_SET PROBLEM_
Write out exactly the lines between the line containing "What data populates" and the end of the records, counting both ends, and leave out all pictures.

_AVAILABLE DATA_

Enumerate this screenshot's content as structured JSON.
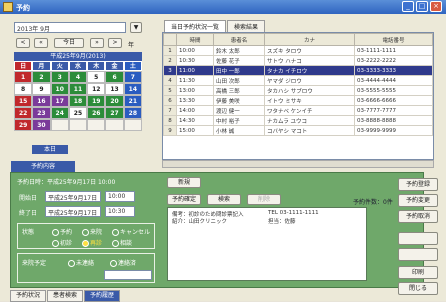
{
  "window": {
    "title": "予約"
  },
  "top_input": {
    "value": "2013年 9月"
  },
  "nav": {
    "prev": "<",
    "month": "今日",
    "next": ">",
    "year": "年"
  },
  "calendar": {
    "header": "平成25年9月(2013)",
    "dow": [
      "日",
      "月",
      "火",
      "水",
      "木",
      "金",
      "土"
    ],
    "rows": [
      [
        "1",
        "2",
        "3",
        "4",
        "5",
        "6",
        "7"
      ],
      [
        "8",
        "9",
        "10",
        "11",
        "12",
        "13",
        "14"
      ],
      [
        "15",
        "16",
        "17",
        "18",
        "19",
        "20",
        "21"
      ],
      [
        "22",
        "23",
        "24",
        "25",
        "26",
        "27",
        "28"
      ],
      [
        "29",
        "30",
        "",
        "",
        "",
        "",
        ""
      ]
    ],
    "footer": "本日"
  },
  "tabs": {
    "list_tab": "当日予約状況一覧",
    "other_tab": "検索結果"
  },
  "grid": {
    "headers": [
      "",
      "時間",
      "患者名",
      "カナ",
      "電話番号"
    ],
    "rows": [
      [
        "1",
        "10:00",
        "鈴木 太郎",
        "スズキ タロウ",
        "03-1111-1111"
      ],
      [
        "2",
        "10:30",
        "佐藤 花子",
        "サトウ ハナコ",
        "03-2222-2222"
      ],
      [
        "3",
        "11:00",
        "田中 一郎",
        "タナカ イチロウ",
        "03-3333-3333"
      ],
      [
        "4",
        "11:30",
        "山田 次郎",
        "ヤマダ ジロウ",
        "03-4444-4444"
      ],
      [
        "5",
        "13:00",
        "高橋 三郎",
        "タカハシ サブロウ",
        "03-5555-5555"
      ],
      [
        "6",
        "13:30",
        "伊藤 美咲",
        "イトウ ミサキ",
        "03-6666-6666"
      ],
      [
        "7",
        "14:00",
        "渡辺 健一",
        "ワタナベ ケンイチ",
        "03-7777-7777"
      ],
      [
        "8",
        "14:30",
        "中村 裕子",
        "ナカムラ ユウコ",
        "03-8888-8888"
      ],
      [
        "9",
        "15:00",
        "小林 誠",
        "コバヤシ マコト",
        "03-9999-9999"
      ]
    ],
    "selected_row": 2
  },
  "form": {
    "section_header": "予約内容",
    "subtitle": "予約日時：平成25年9月17日 10:00",
    "start_label": "開始日",
    "start_date": "平成25年9月17日",
    "start_time": "10:00",
    "end_label": "終了日",
    "end_date": "平成25年9月17日",
    "end_time": "10:30",
    "type_label": "状態",
    "type_options": [
      "予約",
      "来院",
      "キャンセル"
    ],
    "type_options2": [
      "初診",
      "再診",
      "相談"
    ],
    "reminder_label": "来院予定",
    "reminder_options": [
      "未連絡",
      "連絡済"
    ],
    "dropdown_value": ""
  },
  "actions": {
    "new": "新規",
    "reserve": "予約確定",
    "search": "検索",
    "delete": "削除",
    "count_label": "予約件数：0件"
  },
  "memo": {
    "lines": [
      "備考：初診のため問診票記入",
      "紹介：山田クリニック"
    ],
    "right_lines": [
      "TEL 03-1111-1111",
      "担当：佐藤"
    ]
  },
  "right_buttons": [
    "予約登録",
    "予約変更",
    "予約取消",
    "",
    "",
    "印刷",
    "閉じる"
  ],
  "status_tabs": [
    "予約状況",
    "患者検索",
    "予約履歴"
  ]
}
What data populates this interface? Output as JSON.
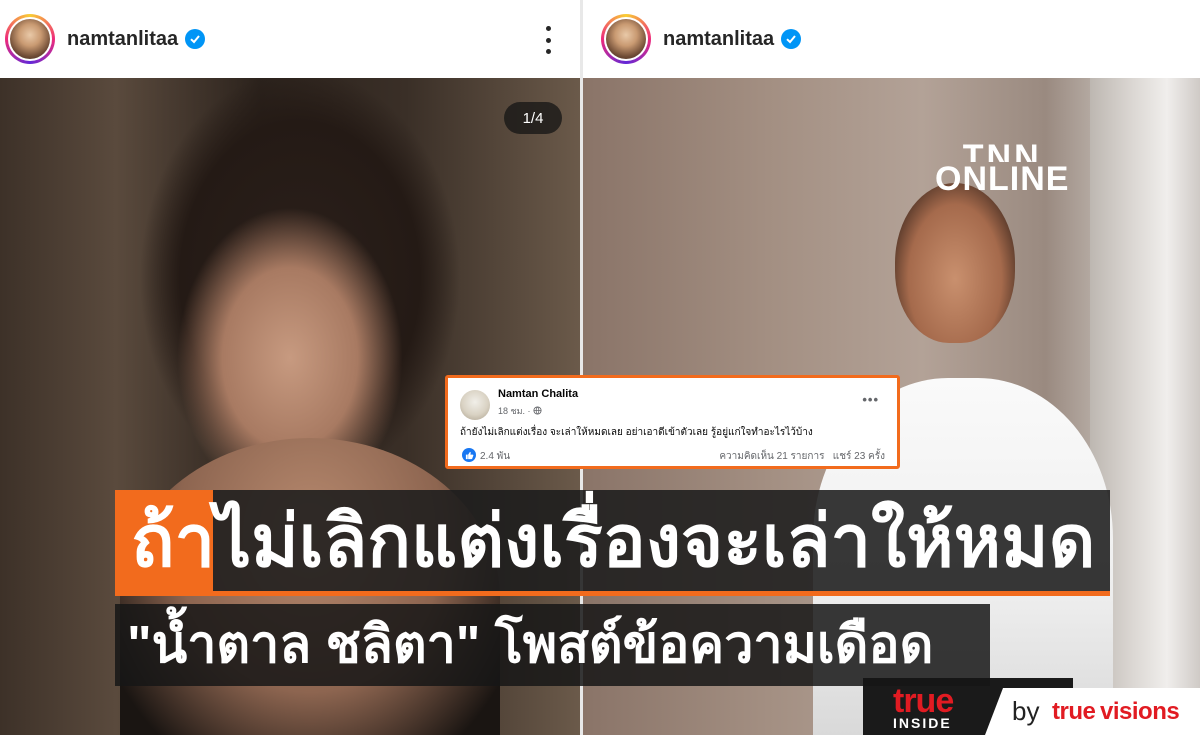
{
  "left_post": {
    "username": "namtanlitaa",
    "counter": "1/4"
  },
  "right_post": {
    "username": "namtanlitaa",
    "watermark": {
      "top": "TNN",
      "bottom": "ONLINE"
    }
  },
  "fb_post": {
    "name": "Namtan Chalita",
    "time": "18 ชม. ·",
    "text": "ถ้ายังไม่เลิกแต่งเรื่อง จะเล่าให้หมดเลย อย่าเอาดีเข้าตัวเลย รู้อยู่แก่ใจทำอะไรไว้บ้าง",
    "likes": "2.4 พัน",
    "stats": "ความคิดเห็น 21 รายการ   แชร์ 23 ครั้ง",
    "more": "•••"
  },
  "headline": {
    "line1": "ถ้าไม่เลิกแต่งเรื่องจะเล่าให้หมด",
    "line2": "\"น้ำตาล ชลิตา\" โพสต์ข้อความเดือด"
  },
  "branding": {
    "true_inside_top": "true",
    "true_inside_bottom": "INSIDE",
    "by": "by",
    "truevisions_a": "true",
    "truevisions_b": "visions"
  },
  "colors": {
    "accent_orange": "#f26b1d",
    "instagram_verified": "#0095f6",
    "facebook_blue": "#1877f2",
    "true_red": "#e11b22"
  },
  "icons": [
    "verified-badge-icon",
    "more-options-icon",
    "globe-icon",
    "like-icon"
  ]
}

_REPLY TO THE TASK_
What data populates this interface? Output as JSON.
{
  "left_post": {
    "username": "namtanlitaa",
    "counter": "1/4"
  },
  "right_post": {
    "username": "namtanlitaa",
    "watermark": {
      "top": "TNN",
      "bottom": "ONLINE"
    }
  },
  "fb_post": {
    "name": "Namtan Chalita",
    "time": "18 ชม. ·",
    "text": "ถ้ายังไม่เลิกแต่งเรื่อง จะเล่าให้หมดเลย อย่าเอาดีเข้าตัวเลย รู้อยู่แก่ใจทำอะไรไว้บ้าง",
    "likes": "2.4 พัน",
    "stats": "ความคิดเห็น 21 รายการ   แชร์ 23 ครั้ง",
    "more": "•••"
  },
  "headline": {
    "line1": "ถ้าไม่เลิกแต่งเรื่องจะเล่าให้หมด",
    "line2": "\"น้ำตาล ชลิตา\" โพสต์ข้อความเดือด"
  },
  "branding": {
    "true_inside_top": "true",
    "true_inside_bottom": "INSIDE",
    "by": "by",
    "truevisions_a": "true",
    "truevisions_b": "visions"
  },
  "colors": {
    "accent_orange": "#f26b1d",
    "instagram_verified": "#0095f6",
    "facebook_blue": "#1877f2",
    "true_red": "#e11b22"
  },
  "icons": [
    "verified-badge-icon",
    "more-options-icon",
    "globe-icon",
    "like-icon"
  ]
}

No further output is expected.